:: SUPPLIED DATA ::
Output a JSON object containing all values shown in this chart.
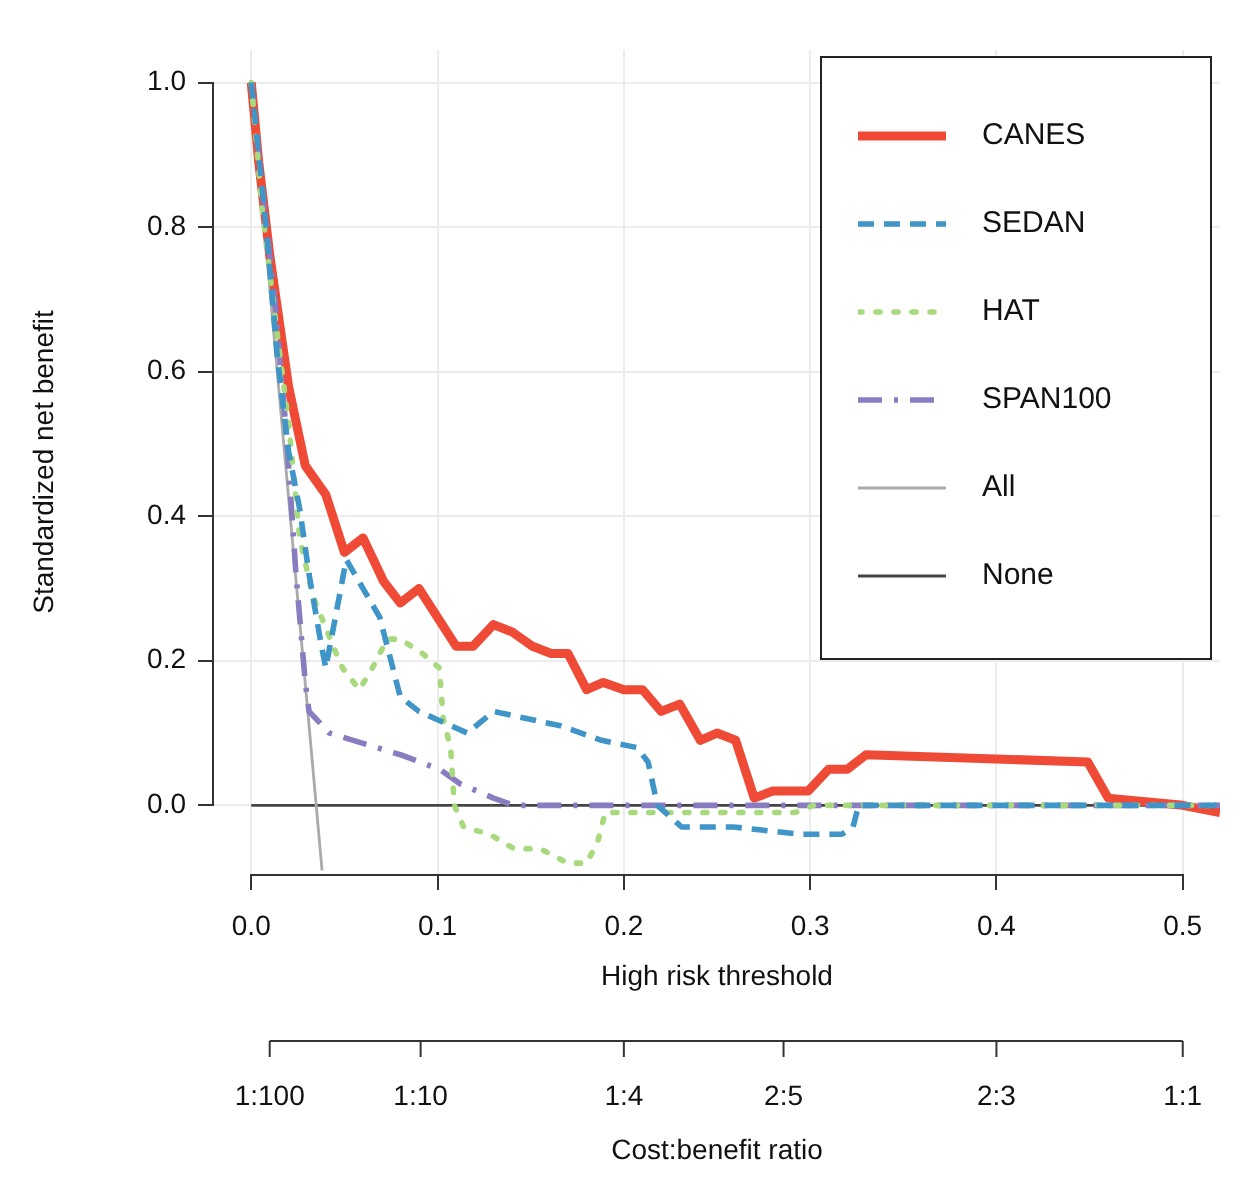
{
  "chart_data": {
    "type": "line",
    "xlabel": "High risk threshold",
    "ylabel": "Standardized net benefit",
    "xlim": [
      -0.02,
      0.52
    ],
    "xticks": [
      {
        "value": 0,
        "label": "0.0"
      },
      0.1,
      0.2,
      0.3,
      0.4,
      0.5
    ],
    "ylim": [
      -0.095,
      1.045
    ],
    "yticks": [
      {
        "value": 0,
        "label": "0.0"
      },
      0.2,
      0.4,
      0.6,
      0.8,
      {
        "value": 1,
        "label": "1.0"
      }
    ],
    "annotations": [
      "1:100",
      "1:10",
      "1:4",
      "2:5",
      "2:3",
      "1:1",
      "Cost:benefit ratio"
    ],
    "grid": true,
    "legend": "top right",
    "marker": "none",
    "series": [
      {
        "name": "CANES",
        "color": "#ee4a36",
        "line_style": "solid",
        "x": [
          0,
          0.004,
          0.01,
          0.02,
          0.029,
          0.04,
          0.05,
          0.06,
          0.071,
          0.08,
          0.09,
          0.11,
          0.119,
          0.13,
          0.14,
          0.151,
          0.161,
          0.17,
          0.18,
          0.189,
          0.2,
          0.21,
          0.22,
          0.23,
          0.241,
          0.25,
          0.26,
          0.27,
          0.28,
          0.299,
          0.31,
          0.32,
          0.33,
          0.449,
          0.46,
          0.5,
          0.52
        ],
        "values": [
          1,
          0.89,
          0.76,
          0.58,
          0.47,
          0.43,
          0.35,
          0.37,
          0.31,
          0.28,
          0.3,
          0.22,
          0.22,
          0.25,
          0.24,
          0.22,
          0.21,
          0.21,
          0.16,
          0.17,
          0.16,
          0.16,
          0.13,
          0.14,
          0.09,
          0.1,
          0.09,
          0.01,
          0.02,
          0.02,
          0.05,
          0.05,
          0.07,
          0.06,
          0.01,
          0,
          -0.01
        ]
      },
      {
        "name": "SEDAN",
        "color": "#3f94c8",
        "line_style": "dashed",
        "x": [
          0,
          0.008,
          0.014,
          0.02,
          0.026,
          0.031,
          0.037,
          0.04,
          0.051,
          0.069,
          0.08,
          0.09,
          0.116,
          0.13,
          0.166,
          0.188,
          0.207,
          0.213,
          0.218,
          0.231,
          0.259,
          0.295,
          0.317,
          0.323,
          0.326,
          0.52
        ],
        "values": [
          1,
          0.8,
          0.62,
          0.49,
          0.41,
          0.32,
          0.23,
          0.19,
          0.34,
          0.26,
          0.15,
          0.13,
          0.1,
          0.13,
          0.11,
          0.09,
          0.08,
          0.06,
          0,
          -0.03,
          -0.03,
          -0.04,
          -0.04,
          -0.03,
          0,
          0
        ]
      },
      {
        "name": "HAT",
        "color": "#a8d97c",
        "line_style": "dotted",
        "x": [
          0,
          0.006,
          0.015,
          0.02,
          0.026,
          0.033,
          0.044,
          0.049,
          0.058,
          0.065,
          0.073,
          0.08,
          0.092,
          0.101,
          0.103,
          0.107,
          0.109,
          0.114,
          0.128,
          0.141,
          0.155,
          0.17,
          0.18,
          0.186,
          0.19,
          0.205,
          0.22,
          0.292,
          0.302,
          0.52
        ],
        "values": [
          1,
          0.82,
          0.63,
          0.53,
          0.37,
          0.29,
          0.22,
          0.19,
          0.16,
          0.19,
          0.23,
          0.23,
          0.21,
          0.19,
          0.12,
          0.08,
          0,
          -0.03,
          -0.04,
          -0.06,
          -0.06,
          -0.08,
          -0.08,
          -0.05,
          -0.01,
          -0.01,
          -0.01,
          -0.01,
          0,
          0
        ]
      },
      {
        "name": "SPAN100",
        "color": "#8a7cc0",
        "line_style": "dashdot",
        "x": [
          0,
          0.006,
          0.013,
          0.019,
          0.024,
          0.029,
          0.031,
          0.042,
          0.08,
          0.101,
          0.112,
          0.13,
          0.141,
          0.52
        ],
        "values": [
          1,
          0.85,
          0.69,
          0.51,
          0.32,
          0.17,
          0.13,
          0.1,
          0.07,
          0.05,
          0.03,
          0.01,
          0,
          0
        ]
      },
      {
        "name": "All",
        "color": "#aaaaaa",
        "line_style": "solid",
        "x": [
          0,
          0.038
        ],
        "values": [
          1,
          -0.09
        ]
      },
      {
        "name": "None",
        "color": "#444444",
        "line_style": "solid",
        "x": [
          0,
          0.52
        ],
        "values": [
          0,
          0
        ]
      }
    ]
  }
}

:: GIVEN PROBLEM ::
Note every line above where the string "name" shows up, and copy those lines.

:: EXPECTED ANSWER ::
        "name": "CANES",
        "name": "SEDAN",
        "name": "HAT",
        "name": "SPAN100",
        "name": "All",
        "name": "None",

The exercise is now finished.